[BEGIN Records supplied]

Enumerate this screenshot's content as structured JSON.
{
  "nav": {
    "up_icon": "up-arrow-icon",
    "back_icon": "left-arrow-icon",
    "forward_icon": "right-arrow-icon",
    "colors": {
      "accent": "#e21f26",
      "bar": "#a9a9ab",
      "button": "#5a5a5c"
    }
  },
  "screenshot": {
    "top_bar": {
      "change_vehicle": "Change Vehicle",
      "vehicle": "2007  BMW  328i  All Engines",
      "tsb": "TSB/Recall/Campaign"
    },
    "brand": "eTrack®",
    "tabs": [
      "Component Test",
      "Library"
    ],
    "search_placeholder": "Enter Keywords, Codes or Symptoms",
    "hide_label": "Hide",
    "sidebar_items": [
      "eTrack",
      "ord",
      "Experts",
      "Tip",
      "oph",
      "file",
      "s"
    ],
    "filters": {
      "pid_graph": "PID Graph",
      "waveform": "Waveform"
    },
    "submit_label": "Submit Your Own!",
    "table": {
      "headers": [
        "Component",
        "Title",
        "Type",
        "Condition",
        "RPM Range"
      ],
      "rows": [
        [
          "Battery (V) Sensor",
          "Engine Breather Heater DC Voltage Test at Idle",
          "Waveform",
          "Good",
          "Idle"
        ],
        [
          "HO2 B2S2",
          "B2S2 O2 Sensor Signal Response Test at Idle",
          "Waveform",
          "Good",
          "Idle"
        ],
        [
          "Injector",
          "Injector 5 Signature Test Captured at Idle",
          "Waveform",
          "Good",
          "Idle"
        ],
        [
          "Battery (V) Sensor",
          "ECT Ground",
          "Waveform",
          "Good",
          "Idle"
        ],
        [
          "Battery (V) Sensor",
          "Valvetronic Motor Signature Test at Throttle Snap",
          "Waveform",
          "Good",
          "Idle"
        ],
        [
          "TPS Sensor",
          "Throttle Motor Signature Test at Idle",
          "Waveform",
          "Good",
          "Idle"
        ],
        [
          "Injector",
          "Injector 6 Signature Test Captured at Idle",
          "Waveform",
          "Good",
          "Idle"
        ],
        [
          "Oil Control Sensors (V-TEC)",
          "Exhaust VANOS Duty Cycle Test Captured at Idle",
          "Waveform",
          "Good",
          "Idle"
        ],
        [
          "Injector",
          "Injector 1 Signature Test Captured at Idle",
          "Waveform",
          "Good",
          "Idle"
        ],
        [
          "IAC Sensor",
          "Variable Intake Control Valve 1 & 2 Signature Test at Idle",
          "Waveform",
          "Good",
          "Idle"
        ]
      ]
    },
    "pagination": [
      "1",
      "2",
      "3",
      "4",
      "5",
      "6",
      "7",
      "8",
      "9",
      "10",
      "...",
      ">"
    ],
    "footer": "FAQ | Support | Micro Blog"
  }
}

[END Records supplied]

*Directive*.
Provide all the records again, word for word.

*Exercise solution*.
Enumerate this screenshot's content as structured JSON.
{
  "nav": {
    "up_icon": "up-arrow-icon",
    "back_icon": "left-arrow-icon",
    "forward_icon": "right-arrow-icon",
    "colors": {
      "accent": "#e21f26",
      "bar": "#a9a9ab",
      "button": "#5a5a5c"
    }
  },
  "screenshot": {
    "top_bar": {
      "change_vehicle": "Change Vehicle",
      "vehicle": "2007  BMW  328i  All Engines",
      "tsb": "TSB/Recall/Campaign"
    },
    "brand": "eTrack®",
    "tabs": [
      "Component Test",
      "Library"
    ],
    "search_placeholder": "Enter Keywords, Codes or Symptoms",
    "hide_label": "Hide",
    "sidebar_items": [
      "eTrack",
      "ord",
      "Experts",
      "Tip",
      "oph",
      "file",
      "s"
    ],
    "filters": {
      "pid_graph": "PID Graph",
      "waveform": "Waveform"
    },
    "submit_label": "Submit Your Own!",
    "table": {
      "headers": [
        "Component",
        "Title",
        "Type",
        "Condition",
        "RPM Range"
      ],
      "rows": [
        [
          "Battery (V) Sensor",
          "Engine Breather Heater DC Voltage Test at Idle",
          "Waveform",
          "Good",
          "Idle"
        ],
        [
          "HO2 B2S2",
          "B2S2 O2 Sensor Signal Response Test at Idle",
          "Waveform",
          "Good",
          "Idle"
        ],
        [
          "Injector",
          "Injector 5 Signature Test Captured at Idle",
          "Waveform",
          "Good",
          "Idle"
        ],
        [
          "Battery (V) Sensor",
          "ECT Ground",
          "Waveform",
          "Good",
          "Idle"
        ],
        [
          "Battery (V) Sensor",
          "Valvetronic Motor Signature Test at Throttle Snap",
          "Waveform",
          "Good",
          "Idle"
        ],
        [
          "TPS Sensor",
          "Throttle Motor Signature Test at Idle",
          "Waveform",
          "Good",
          "Idle"
        ],
        [
          "Injector",
          "Injector 6 Signature Test Captured at Idle",
          "Waveform",
          "Good",
          "Idle"
        ],
        [
          "Oil Control Sensors (V-TEC)",
          "Exhaust VANOS Duty Cycle Test Captured at Idle",
          "Waveform",
          "Good",
          "Idle"
        ],
        [
          "Injector",
          "Injector 1 Signature Test Captured at Idle",
          "Waveform",
          "Good",
          "Idle"
        ],
        [
          "IAC Sensor",
          "Variable Intake Control Valve 1 & 2 Signature Test at Idle",
          "Waveform",
          "Good",
          "Idle"
        ]
      ]
    },
    "pagination": [
      "1",
      "2",
      "3",
      "4",
      "5",
      "6",
      "7",
      "8",
      "9",
      "10",
      "...",
      ">"
    ],
    "footer": "FAQ | Support | Micro Blog"
  }
}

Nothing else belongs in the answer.